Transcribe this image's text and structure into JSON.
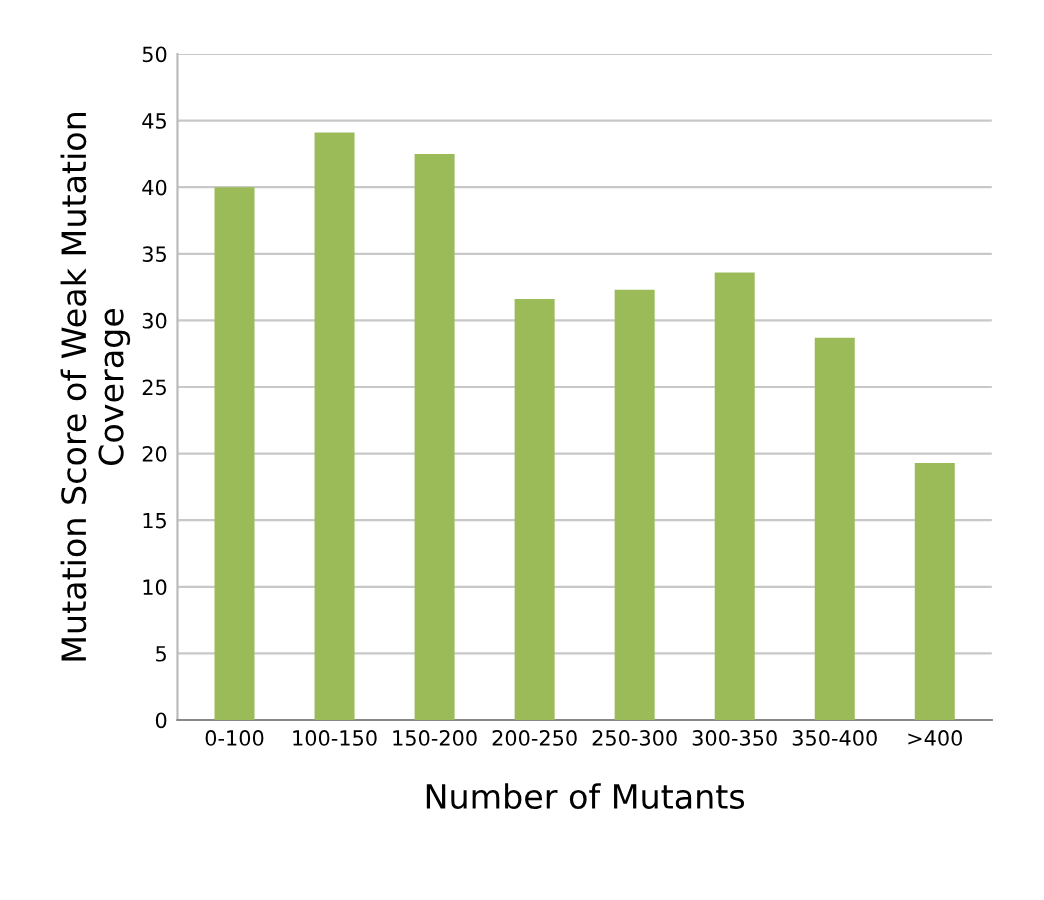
{
  "chart_data": {
    "type": "bar",
    "xlabel": "Number of Mutants",
    "ylabel": "Mutation Score of Weak Mutation\nCoverage",
    "categories": [
      "0-100",
      "100-150",
      "150-200",
      "200-250",
      "250-300",
      "300-350",
      "350-400",
      ">400"
    ],
    "values": [
      40.0,
      44.1,
      42.5,
      31.6,
      32.3,
      33.6,
      28.7,
      19.3
    ],
    "color": "#9bbb59",
    "ylim": [
      0,
      50
    ],
    "yticks": [
      0,
      5,
      10,
      15,
      20,
      25,
      30,
      35,
      40,
      45,
      50
    ],
    "grid": "y"
  }
}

◆ ◆ ◆ ◆

### [What to work on]
Repeat each entry exactly as given; no pictures belong in the copy.

### [Answer to this exercise]
Transcribe this image's text and structure into JSON.
{
  "chart_data": {
    "type": "bar",
    "xlabel": "Number of Mutants",
    "ylabel": "Mutation Score of Weak Mutation\nCoverage",
    "categories": [
      "0-100",
      "100-150",
      "150-200",
      "200-250",
      "250-300",
      "300-350",
      "350-400",
      ">400"
    ],
    "values": [
      40.0,
      44.1,
      42.5,
      31.6,
      32.3,
      33.6,
      28.7,
      19.3
    ],
    "color": "#9bbb59",
    "ylim": [
      0,
      50
    ],
    "yticks": [
      0,
      5,
      10,
      15,
      20,
      25,
      30,
      35,
      40,
      45,
      50
    ],
    "grid": "y"
  }
}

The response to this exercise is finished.